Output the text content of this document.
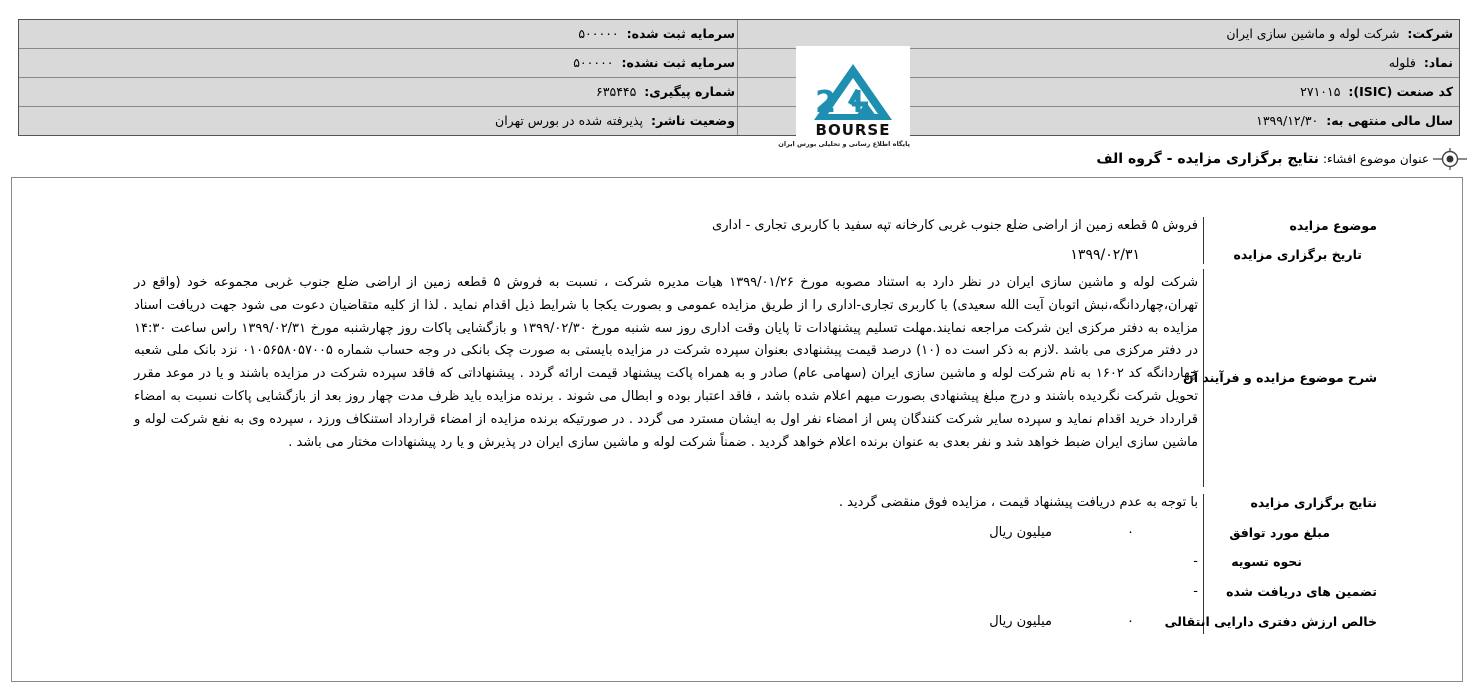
شرکت:  شرکت لوله و ماشین سازی ایران
سرمایه ثبت شده:  ۵۰۰۰۰۰
نماد:  فلوله
سرمایه ثبت نشده:  ۵۰۰۰۰۰
کد صنعت (ISIC):  ۲۷۱۰۱۵
شماره پیگیری:  ۶۳۵۴۴۵
سال مالی منتهی به:  ۱۳۹۹/۱۲/۳۰
وضعیت ناشر:  پذیرفته شده در بورس تهران
2
BOURSE
پایگاه اطلاع رسانی و تحلیلی بورس ایران
عنوان موضوع افشاء:
نتایج برگزاری مزایده - گروه الف
موضوع مزایده
فروش ۵ قطعه زمین از اراضی ضلع جنوب غربی کارخانه تپه سفید با کاربری تجاری - اداری
تاریخ برگزاری مزایده
۱۳۹۹/۰۲/۳۱
شرح موضوع مزایده و فرآیند آن
شرکت لوله و ماشین سازی ایران در نظر دارد به استناد مصوبه مورخ ۱۳۹۹/۰۱/۲۶ هیات مدیره شرکت ، نسبت به فروش ۵ قطعه زمین از اراضی ضلع جنوب غربی مجموعه خود (واقع در تهران،چهاردانگه،نبش اتوبان آیت الله سعیدی) با کاربری تجاری-اداری را از طریق مزایده عمومی و بصورت یکجا با شرایط ذیل اقدام نماید . لذا از کلیه متقاضیان دعوت می شود جهت دریافت اسناد مزایده به دفتر مرکزی این شرکت مراجعه نمایند.مهلت تسلیم پیشنهادات تا پایان وقت اداری روز سه شنبه مورخ ۱۳۹۹/۰۲/۳۰ و بازگشایی پاکات روز چهارشنبه مورخ ۱۳۹۹/۰۲/۳۱ راس ساعت ۱۴:۳۰ در دفتر مرکزی می باشد .لازم به ذکر است ده (۱۰) درصد قیمت پیشنهادی بعنوان سپرده شرکت در مزایده بایستی به صورت چک بانکی در وجه حساب شماره ۰۱۰۵۶۵۸۰۵۷۰۰۵ نزد بانک ملی شعبه چهاردانگه کد ۱۶۰۲ به نام شرکت لوله و ماشین سازی ایران (سهامی عام) صادر و به همراه پاکت پیشنهاد قیمت ارائه گردد . پیشنهاداتی که فاقد سپرده شرکت در مزایده باشند و یا در موعد مقرر تحویل شرکت نگردیده باشند و درج مبلغ پیشنهادی بصورت مبهم اعلام شده باشد ، فاقد اعتبار بوده و ابطال می شوند . برنده مزایده باید ظرف مدت چهار روز بعد از بازگشایی پاکات نسبت به امضاء قرارداد خرید اقدام نماید و سپرده سایر شرکت کنندگان پس از امضاء نفر اول به ایشان مسترد می گردد . در صورتیکه برنده مزایده از امضاء قرارداد استنکاف ورزد ، سپرده وی به نفع شرکت لوله و ماشین سازی ایران ضبط خواهد شد و نفر بعدی به عنوان برنده اعلام خواهد گردید . ضمناً شرکت لوله و ماشین سازی ایران در پذیرش و یا رد پیشنهادات مختار می باشد .
نتایج برگزاری مزایده
با توجه به عدم دریافت پیشنهاد قیمت ، مزایده فوق منقضی گردید .
مبلغ مورد توافق
۰
میلیون ریال
نحوه تسویه
-
تضمین های دریافت شده
-
خالص ارزش دفتری دارایی انتقالی
۰
میلیون ریال
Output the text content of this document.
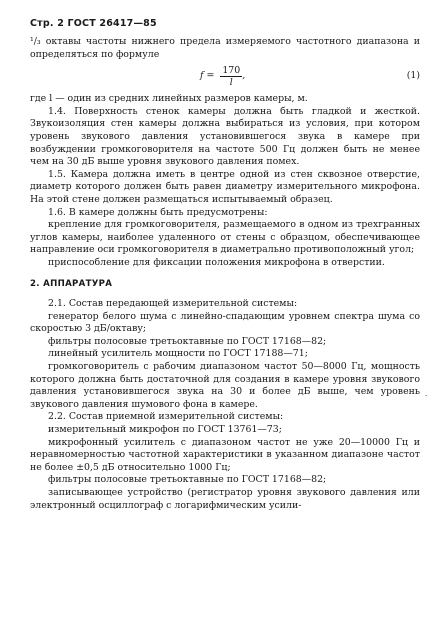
Стр. 2 ГОСТ 26417—85

¹/₃ октавы частоты нижнего предела измеряемого частотного диапазона и определяться по формуле

$f = \frac{170}{l}$ ,	(1)

где l — один из средних линейных размеров камеры, м.

1.4. Поверхность стенок камеры должна быть гладкой и жесткой. Звукоизоляция стен камеры должна выбираться из условия, при котором уровень звукового давления установившегося звука в камере при возбуждении громкоговорителя на частоте 500 Гц должен быть не менее чем на 30 дБ выше уровня звукового давления помех.

1.5. Камера должна иметь в центре одной из стен сквозное отверстие, диаметр которого должен быть равен диаметру измерительного микрофона. На этой стене должен размещаться испытываемый образец.

1.6. В камере должны быть предусмотрены:

крепление для громкоговорителя, размещаемого в одном из трехгранных углов камеры, наиболее удаленного от стены с образцом, обеспечивающее направление оси громкоговорителя в диаметрально противоположный угол;

приспособление для фиксации положения микрофона в отверстии.

2. АППАРАТУРА

2.1. Состав передающей измерительной системы:

генератор белого шума с линейно-спадающим уровнем спектра шума со скоростью 3 дБ/октаву;

фильтры полосовые третьоктавные по ГОСТ 17168—82;

линейный усилитель мощности по ГОСТ 17188—71;

громкоговоритель с рабочим диапазоном частот 50—8000 Гц, мощность которого должна быть достаточной для создания в камере уровня звукового давления установившегося звука на 30 и более дБ выше, чем уровень звукового давления шумового фона в камере.

2.2. Состав приемной измерительной системы:

измерительный микрофон по ГОСТ 13761—73;

микрофонный усилитель с диапазоном частот не уже 20—10000 Гц и неравномерностью частотной характеристики в указанном диапазоне частот не более ±0,5 дБ относительно 1000 Гц;

фильтры полосовые третьоктавные по ГОСТ 17168—82;

записывающее устройство (регистратор уровня звукового давления или электронный осциллограф с логарифмическим усили-

·
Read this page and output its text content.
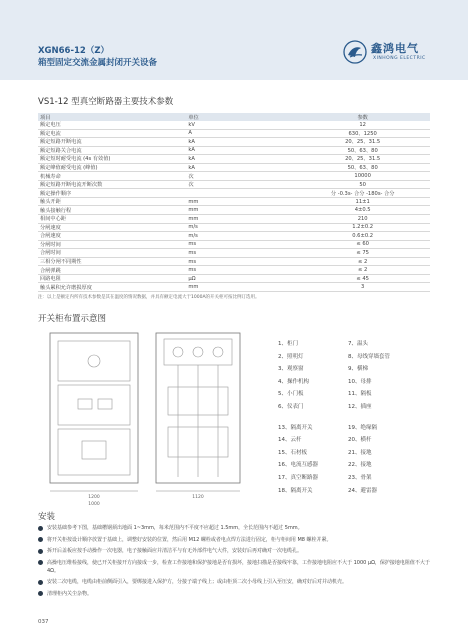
XGN66-12（Z）
箱型固定交流金属封闭开关设备
鑫鸿电气
XINHONG ELECTRIC
VS1-12 型真空断路器主要技术参数
项目	单位	参数
额定电压	kV	12
额定电流	A	630、1250
额定短路开断电流	kA	20、25、31.5
额定短路关合电流	kA	50、63、80
额定短时耐受电流 (4s 有效值)	kA	20、25、31.5
额定峰值耐受电流 (峰值)	kA	50、63、80
机械寿命	次	10000
额定短路开断电流开断次数	次	50
额定操作顺序		分 -0.3s- 合分 -180s- 合分
触头开距	mm	11±1
触头接触行程	mm	4±0.5
相间中心距	mm	210
分闸速度	m/s	1.2±0.2
合闸速度	m/s	0.6±0.2
分闸时间	ms	≤ 60
合闸时间	ms	≤ 75
三相分闸不同期性	ms	≤ 2
合闸弹跳	ms	≤ 2
回路电阻	μΩ	≤ 45
触头累积允许磨损厚度	mm	3
注：以上是额定内所有技术参数是其在温度的情况数据，并具有额定电流大于1000A的开关柜可按比例订选用。
开关柜布置示意图
1200
1000
1120
1、柜门
2、照明灯
3、观察窗
4、操作机构
5、小门板
6、仪表门
13、隔离开关
14、云杆
15、石材板
16、电流互感器
17、真空断路器
18、隔离开关
7、温头
8、母线穿墙套管
9、横梯
10、母排
11、隔板
12、插座
19、绝缘隔
20、横杆
21、接地
22、接地
23、骨架
24、避雷器
安装
安装基础参考下图，基础槽钢须出地面 1~3mm，每米范围内不平度不应超过 1.5mm，全长范围内不超过 5mm。
将开关柜按设计顺序放置于基础上，调整好安装的位置，然后用 M12 螺栓或者电点焊方法进行固定，柜与柜间用 M8 螺栓并紧。
拆开后盖板应按手动操作一次电器，电子接触面应并清洁平与有无外部件电气大件，安装好后再对确对一次电缆孔。
高操电压维检接线，使已开关柜接开方向接成一步，检查工作接地和保护接地是否有损坏，接地扫描是否接线牢靠，工作接地电阻应不大于 1000 μΩ，保护接地电阻值不大于 4Ω。
安装二次电缆，电缆由柜前侧面引入，要绑接进入保护方，分接子端子线上；或由柜顶二次小母线上引入至压安，确对好后对并动机壳。
清理柜内关尘杂物。
037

------------------------------------------------

▸ DIRECTIVE
Looking at the data above, show all lines where the word "микрофона" occurs.

▸ TASK OUTPUT
1.5. Камера должна иметь в центре одной из стен сквозное отверстие, диаметр которого должен быть равен диаметру измерительного микрофона. На этой стене должен размещаться испытываемый образец.
приспособление для фиксации положения микрофона в отверстии.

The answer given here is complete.